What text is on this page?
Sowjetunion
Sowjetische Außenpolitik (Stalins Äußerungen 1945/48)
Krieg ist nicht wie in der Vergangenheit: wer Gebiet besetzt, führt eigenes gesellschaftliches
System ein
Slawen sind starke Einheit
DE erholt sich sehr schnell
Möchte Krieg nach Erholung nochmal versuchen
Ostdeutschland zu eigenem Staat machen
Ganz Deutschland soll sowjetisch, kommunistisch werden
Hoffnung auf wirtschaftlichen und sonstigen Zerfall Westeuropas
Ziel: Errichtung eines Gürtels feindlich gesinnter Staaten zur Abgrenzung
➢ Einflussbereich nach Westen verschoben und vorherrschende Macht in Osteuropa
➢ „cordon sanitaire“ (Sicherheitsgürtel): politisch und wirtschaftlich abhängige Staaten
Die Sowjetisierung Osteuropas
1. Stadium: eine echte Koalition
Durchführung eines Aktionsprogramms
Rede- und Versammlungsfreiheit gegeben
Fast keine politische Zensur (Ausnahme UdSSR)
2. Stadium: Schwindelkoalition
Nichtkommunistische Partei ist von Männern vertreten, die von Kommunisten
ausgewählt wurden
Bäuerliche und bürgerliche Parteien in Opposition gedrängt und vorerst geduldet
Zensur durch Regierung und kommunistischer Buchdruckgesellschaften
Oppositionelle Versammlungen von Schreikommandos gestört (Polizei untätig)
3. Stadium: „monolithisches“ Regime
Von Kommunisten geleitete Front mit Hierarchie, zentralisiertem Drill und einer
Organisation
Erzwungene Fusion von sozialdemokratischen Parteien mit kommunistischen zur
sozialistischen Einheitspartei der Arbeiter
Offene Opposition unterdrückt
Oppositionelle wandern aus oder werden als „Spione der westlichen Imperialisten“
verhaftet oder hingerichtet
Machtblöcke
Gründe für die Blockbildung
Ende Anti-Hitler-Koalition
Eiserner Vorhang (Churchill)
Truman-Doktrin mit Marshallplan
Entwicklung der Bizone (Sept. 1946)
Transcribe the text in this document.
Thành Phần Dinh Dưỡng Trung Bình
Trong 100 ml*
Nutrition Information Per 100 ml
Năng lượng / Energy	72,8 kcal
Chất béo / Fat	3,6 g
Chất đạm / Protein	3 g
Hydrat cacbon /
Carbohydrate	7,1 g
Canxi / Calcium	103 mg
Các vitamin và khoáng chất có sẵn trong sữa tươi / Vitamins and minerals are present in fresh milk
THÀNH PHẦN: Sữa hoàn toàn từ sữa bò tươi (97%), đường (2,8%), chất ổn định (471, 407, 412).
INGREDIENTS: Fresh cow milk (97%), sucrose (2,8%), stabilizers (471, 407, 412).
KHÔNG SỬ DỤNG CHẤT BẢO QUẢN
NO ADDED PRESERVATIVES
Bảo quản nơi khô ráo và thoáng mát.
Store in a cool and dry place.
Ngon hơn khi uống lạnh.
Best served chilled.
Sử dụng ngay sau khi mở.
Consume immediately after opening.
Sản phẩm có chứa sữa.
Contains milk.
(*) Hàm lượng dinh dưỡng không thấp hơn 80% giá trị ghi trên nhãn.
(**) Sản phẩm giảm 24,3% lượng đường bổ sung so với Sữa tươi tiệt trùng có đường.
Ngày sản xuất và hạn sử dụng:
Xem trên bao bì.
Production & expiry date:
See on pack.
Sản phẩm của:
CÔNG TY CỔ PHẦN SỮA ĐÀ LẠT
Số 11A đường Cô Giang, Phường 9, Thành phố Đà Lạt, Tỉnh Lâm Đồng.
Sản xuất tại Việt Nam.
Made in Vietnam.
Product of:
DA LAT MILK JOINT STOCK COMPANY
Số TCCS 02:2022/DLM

REQUIRED ACTION:
Say how many lines of the listing above contain "Stadium". Include nothing besides the number.

EXERCISE RESULT:
3